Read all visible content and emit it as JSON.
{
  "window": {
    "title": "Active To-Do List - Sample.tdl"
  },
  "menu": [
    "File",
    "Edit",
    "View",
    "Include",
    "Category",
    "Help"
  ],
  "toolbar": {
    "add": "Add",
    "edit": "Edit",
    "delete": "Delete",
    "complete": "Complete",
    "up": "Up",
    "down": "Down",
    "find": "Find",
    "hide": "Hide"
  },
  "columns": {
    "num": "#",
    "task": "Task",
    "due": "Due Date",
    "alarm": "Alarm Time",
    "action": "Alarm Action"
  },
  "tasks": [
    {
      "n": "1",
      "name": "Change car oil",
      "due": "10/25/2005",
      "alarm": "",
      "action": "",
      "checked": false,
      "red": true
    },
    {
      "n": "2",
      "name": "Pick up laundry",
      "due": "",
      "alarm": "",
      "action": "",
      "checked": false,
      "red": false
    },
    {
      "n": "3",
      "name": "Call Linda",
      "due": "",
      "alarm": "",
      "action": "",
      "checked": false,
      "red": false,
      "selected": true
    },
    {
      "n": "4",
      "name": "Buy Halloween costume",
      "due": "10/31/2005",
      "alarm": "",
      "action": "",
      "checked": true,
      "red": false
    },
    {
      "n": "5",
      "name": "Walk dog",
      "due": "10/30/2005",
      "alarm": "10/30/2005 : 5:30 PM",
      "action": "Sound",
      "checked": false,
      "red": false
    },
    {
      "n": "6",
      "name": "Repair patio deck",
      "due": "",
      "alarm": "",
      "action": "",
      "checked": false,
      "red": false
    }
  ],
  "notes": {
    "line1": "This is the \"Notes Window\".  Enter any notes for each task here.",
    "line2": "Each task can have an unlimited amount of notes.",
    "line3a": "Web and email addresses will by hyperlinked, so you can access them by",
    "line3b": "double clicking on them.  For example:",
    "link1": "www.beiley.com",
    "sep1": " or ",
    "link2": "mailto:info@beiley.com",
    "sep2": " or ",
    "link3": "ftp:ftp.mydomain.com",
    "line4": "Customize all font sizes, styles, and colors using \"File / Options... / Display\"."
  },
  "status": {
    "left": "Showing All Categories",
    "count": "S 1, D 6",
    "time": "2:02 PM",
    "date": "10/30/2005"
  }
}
__________________________________________________
### EXERCISE REQUIREMENTS
Return the entries above exactly as they appear.

### THE ANSWER
Read all visible content and emit it as JSON.
{
  "window": {
    "title": "Active To-Do List - Sample.tdl"
  },
  "menu": [
    "File",
    "Edit",
    "View",
    "Include",
    "Category",
    "Help"
  ],
  "toolbar": {
    "add": "Add",
    "edit": "Edit",
    "delete": "Delete",
    "complete": "Complete",
    "up": "Up",
    "down": "Down",
    "find": "Find",
    "hide": "Hide"
  },
  "columns": {
    "num": "#",
    "task": "Task",
    "due": "Due Date",
    "alarm": "Alarm Time",
    "action": "Alarm Action"
  },
  "tasks": [
    {
      "n": "1",
      "name": "Change car oil",
      "due": "10/25/2005",
      "alarm": "",
      "action": "",
      "checked": false,
      "red": true
    },
    {
      "n": "2",
      "name": "Pick up laundry",
      "due": "",
      "alarm": "",
      "action": "",
      "checked": false,
      "red": false
    },
    {
      "n": "3",
      "name": "Call Linda",
      "due": "",
      "alarm": "",
      "action": "",
      "checked": false,
      "red": false,
      "selected": true
    },
    {
      "n": "4",
      "name": "Buy Halloween costume",
      "due": "10/31/2005",
      "alarm": "",
      "action": "",
      "checked": true,
      "red": false
    },
    {
      "n": "5",
      "name": "Walk dog",
      "due": "10/30/2005",
      "alarm": "10/30/2005 : 5:30 PM",
      "action": "Sound",
      "checked": false,
      "red": false
    },
    {
      "n": "6",
      "name": "Repair patio deck",
      "due": "",
      "alarm": "",
      "action": "",
      "checked": false,
      "red": false
    }
  ],
  "notes": {
    "line1": "This is the \"Notes Window\".  Enter any notes for each task here.",
    "line2": "Each task can have an unlimited amount of notes.",
    "line3a": "Web and email addresses will by hyperlinked, so you can access them by",
    "line3b": "double clicking on them.  For example:",
    "link1": "www.beiley.com",
    "sep1": " or ",
    "link2": "mailto:info@beiley.com",
    "sep2": " or ",
    "link3": "ftp:ftp.mydomain.com",
    "line4": "Customize all font sizes, styles, and colors using \"File / Options... / Display\"."
  },
  "status": {
    "left": "Showing All Categories",
    "count": "S 1, D 6",
    "time": "2:02 PM",
    "date": "10/30/2005"
  }
}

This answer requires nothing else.